━━━ Supplied records

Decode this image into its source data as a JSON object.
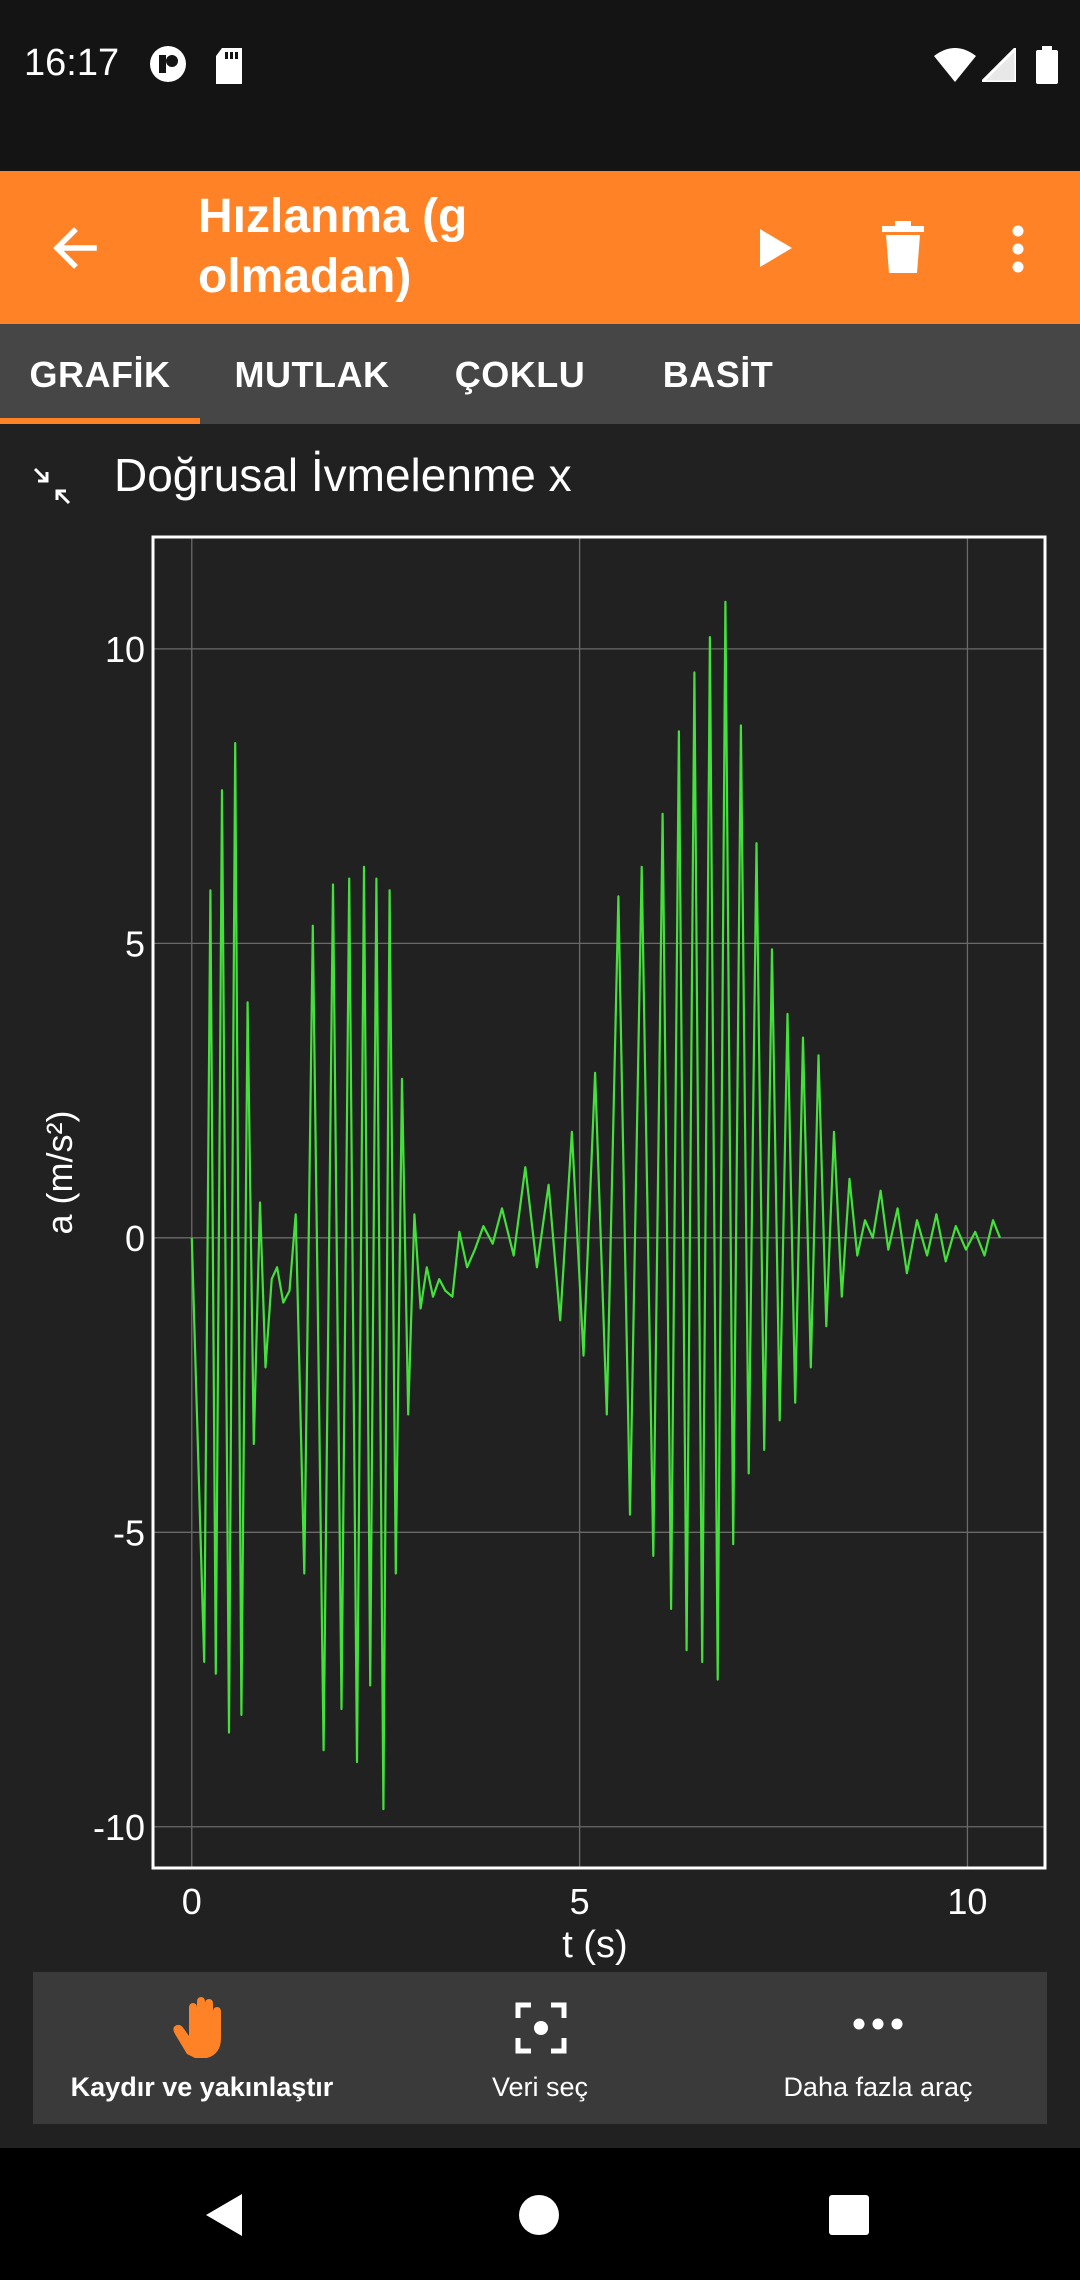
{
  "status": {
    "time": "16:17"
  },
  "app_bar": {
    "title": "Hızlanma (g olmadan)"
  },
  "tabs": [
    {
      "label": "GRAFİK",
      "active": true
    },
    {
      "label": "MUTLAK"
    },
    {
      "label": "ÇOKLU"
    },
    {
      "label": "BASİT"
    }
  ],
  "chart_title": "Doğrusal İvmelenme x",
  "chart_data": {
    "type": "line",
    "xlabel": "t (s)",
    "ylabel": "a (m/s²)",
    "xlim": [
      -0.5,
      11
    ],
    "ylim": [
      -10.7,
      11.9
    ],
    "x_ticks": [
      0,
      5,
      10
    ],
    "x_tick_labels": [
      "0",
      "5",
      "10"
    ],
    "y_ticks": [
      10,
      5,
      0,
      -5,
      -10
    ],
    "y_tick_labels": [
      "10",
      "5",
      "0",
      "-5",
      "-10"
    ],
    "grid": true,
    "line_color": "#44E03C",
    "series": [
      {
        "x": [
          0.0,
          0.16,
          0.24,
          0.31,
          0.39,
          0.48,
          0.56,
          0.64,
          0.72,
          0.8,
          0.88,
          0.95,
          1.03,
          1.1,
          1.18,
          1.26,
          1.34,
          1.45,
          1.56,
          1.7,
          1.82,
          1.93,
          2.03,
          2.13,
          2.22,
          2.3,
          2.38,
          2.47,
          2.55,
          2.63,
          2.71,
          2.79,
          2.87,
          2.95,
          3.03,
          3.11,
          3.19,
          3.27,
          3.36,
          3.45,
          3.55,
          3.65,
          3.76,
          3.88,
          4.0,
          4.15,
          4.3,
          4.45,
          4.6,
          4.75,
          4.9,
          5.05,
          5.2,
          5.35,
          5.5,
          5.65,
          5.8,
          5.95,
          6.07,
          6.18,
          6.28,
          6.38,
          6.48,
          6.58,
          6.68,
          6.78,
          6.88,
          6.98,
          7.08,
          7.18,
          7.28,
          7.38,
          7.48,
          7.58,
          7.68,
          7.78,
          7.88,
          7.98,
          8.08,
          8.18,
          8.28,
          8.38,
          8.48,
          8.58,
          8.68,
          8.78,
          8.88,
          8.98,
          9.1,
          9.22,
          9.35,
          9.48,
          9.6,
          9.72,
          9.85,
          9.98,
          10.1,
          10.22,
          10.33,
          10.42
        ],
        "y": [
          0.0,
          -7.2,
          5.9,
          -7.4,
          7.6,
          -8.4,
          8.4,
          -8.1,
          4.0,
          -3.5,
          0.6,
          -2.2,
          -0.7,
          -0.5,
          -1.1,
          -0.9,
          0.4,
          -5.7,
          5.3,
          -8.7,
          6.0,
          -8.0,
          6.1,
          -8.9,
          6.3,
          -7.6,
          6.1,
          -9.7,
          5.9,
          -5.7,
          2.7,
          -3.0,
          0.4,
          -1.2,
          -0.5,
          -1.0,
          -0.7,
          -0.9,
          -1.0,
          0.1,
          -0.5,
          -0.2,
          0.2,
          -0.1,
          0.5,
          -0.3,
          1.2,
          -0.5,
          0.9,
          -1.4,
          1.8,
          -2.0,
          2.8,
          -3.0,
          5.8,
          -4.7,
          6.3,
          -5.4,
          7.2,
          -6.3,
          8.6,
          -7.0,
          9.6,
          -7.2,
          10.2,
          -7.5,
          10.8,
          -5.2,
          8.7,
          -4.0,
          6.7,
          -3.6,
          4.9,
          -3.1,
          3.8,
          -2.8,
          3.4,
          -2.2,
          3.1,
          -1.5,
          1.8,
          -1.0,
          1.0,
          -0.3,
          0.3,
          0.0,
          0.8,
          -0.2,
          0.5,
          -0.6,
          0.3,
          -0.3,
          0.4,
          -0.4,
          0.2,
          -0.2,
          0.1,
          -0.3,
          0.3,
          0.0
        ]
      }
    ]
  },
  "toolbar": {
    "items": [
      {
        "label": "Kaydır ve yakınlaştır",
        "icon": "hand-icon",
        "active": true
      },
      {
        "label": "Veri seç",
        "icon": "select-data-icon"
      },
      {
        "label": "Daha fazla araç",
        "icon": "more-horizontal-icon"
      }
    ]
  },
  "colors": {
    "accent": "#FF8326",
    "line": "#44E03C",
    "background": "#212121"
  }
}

━━━━━━

» The task
Omit the pictures. Output every record above word for word.

» Answer in full
Decode this image into its source data as a JSON object.
{
  "status": {
    "time": "16:17"
  },
  "app_bar": {
    "title": "Hızlanma (g olmadan)"
  },
  "tabs": [
    {
      "label": "GRAFİK",
      "active": true
    },
    {
      "label": "MUTLAK"
    },
    {
      "label": "ÇOKLU"
    },
    {
      "label": "BASİT"
    }
  ],
  "chart_title": "Doğrusal İvmelenme x",
  "chart_data": {
    "type": "line",
    "xlabel": "t (s)",
    "ylabel": "a (m/s²)",
    "xlim": [
      -0.5,
      11
    ],
    "ylim": [
      -10.7,
      11.9
    ],
    "x_ticks": [
      0,
      5,
      10
    ],
    "x_tick_labels": [
      "0",
      "5",
      "10"
    ],
    "y_ticks": [
      10,
      5,
      0,
      -5,
      -10
    ],
    "y_tick_labels": [
      "10",
      "5",
      "0",
      "-5",
      "-10"
    ],
    "grid": true,
    "line_color": "#44E03C",
    "series": [
      {
        "x": [
          0.0,
          0.16,
          0.24,
          0.31,
          0.39,
          0.48,
          0.56,
          0.64,
          0.72,
          0.8,
          0.88,
          0.95,
          1.03,
          1.1,
          1.18,
          1.26,
          1.34,
          1.45,
          1.56,
          1.7,
          1.82,
          1.93,
          2.03,
          2.13,
          2.22,
          2.3,
          2.38,
          2.47,
          2.55,
          2.63,
          2.71,
          2.79,
          2.87,
          2.95,
          3.03,
          3.11,
          3.19,
          3.27,
          3.36,
          3.45,
          3.55,
          3.65,
          3.76,
          3.88,
          4.0,
          4.15,
          4.3,
          4.45,
          4.6,
          4.75,
          4.9,
          5.05,
          5.2,
          5.35,
          5.5,
          5.65,
          5.8,
          5.95,
          6.07,
          6.18,
          6.28,
          6.38,
          6.48,
          6.58,
          6.68,
          6.78,
          6.88,
          6.98,
          7.08,
          7.18,
          7.28,
          7.38,
          7.48,
          7.58,
          7.68,
          7.78,
          7.88,
          7.98,
          8.08,
          8.18,
          8.28,
          8.38,
          8.48,
          8.58,
          8.68,
          8.78,
          8.88,
          8.98,
          9.1,
          9.22,
          9.35,
          9.48,
          9.6,
          9.72,
          9.85,
          9.98,
          10.1,
          10.22,
          10.33,
          10.42
        ],
        "y": [
          0.0,
          -7.2,
          5.9,
          -7.4,
          7.6,
          -8.4,
          8.4,
          -8.1,
          4.0,
          -3.5,
          0.6,
          -2.2,
          -0.7,
          -0.5,
          -1.1,
          -0.9,
          0.4,
          -5.7,
          5.3,
          -8.7,
          6.0,
          -8.0,
          6.1,
          -8.9,
          6.3,
          -7.6,
          6.1,
          -9.7,
          5.9,
          -5.7,
          2.7,
          -3.0,
          0.4,
          -1.2,
          -0.5,
          -1.0,
          -0.7,
          -0.9,
          -1.0,
          0.1,
          -0.5,
          -0.2,
          0.2,
          -0.1,
          0.5,
          -0.3,
          1.2,
          -0.5,
          0.9,
          -1.4,
          1.8,
          -2.0,
          2.8,
          -3.0,
          5.8,
          -4.7,
          6.3,
          -5.4,
          7.2,
          -6.3,
          8.6,
          -7.0,
          9.6,
          -7.2,
          10.2,
          -7.5,
          10.8,
          -5.2,
          8.7,
          -4.0,
          6.7,
          -3.6,
          4.9,
          -3.1,
          3.8,
          -2.8,
          3.4,
          -2.2,
          3.1,
          -1.5,
          1.8,
          -1.0,
          1.0,
          -0.3,
          0.3,
          0.0,
          0.8,
          -0.2,
          0.5,
          -0.6,
          0.3,
          -0.3,
          0.4,
          -0.4,
          0.2,
          -0.2,
          0.1,
          -0.3,
          0.3,
          0.0
        ]
      }
    ]
  },
  "toolbar": {
    "items": [
      {
        "label": "Kaydır ve yakınlaştır",
        "icon": "hand-icon",
        "active": true
      },
      {
        "label": "Veri seç",
        "icon": "select-data-icon"
      },
      {
        "label": "Daha fazla araç",
        "icon": "more-horizontal-icon"
      }
    ]
  },
  "colors": {
    "accent": "#FF8326",
    "line": "#44E03C",
    "background": "#212121"
  }
}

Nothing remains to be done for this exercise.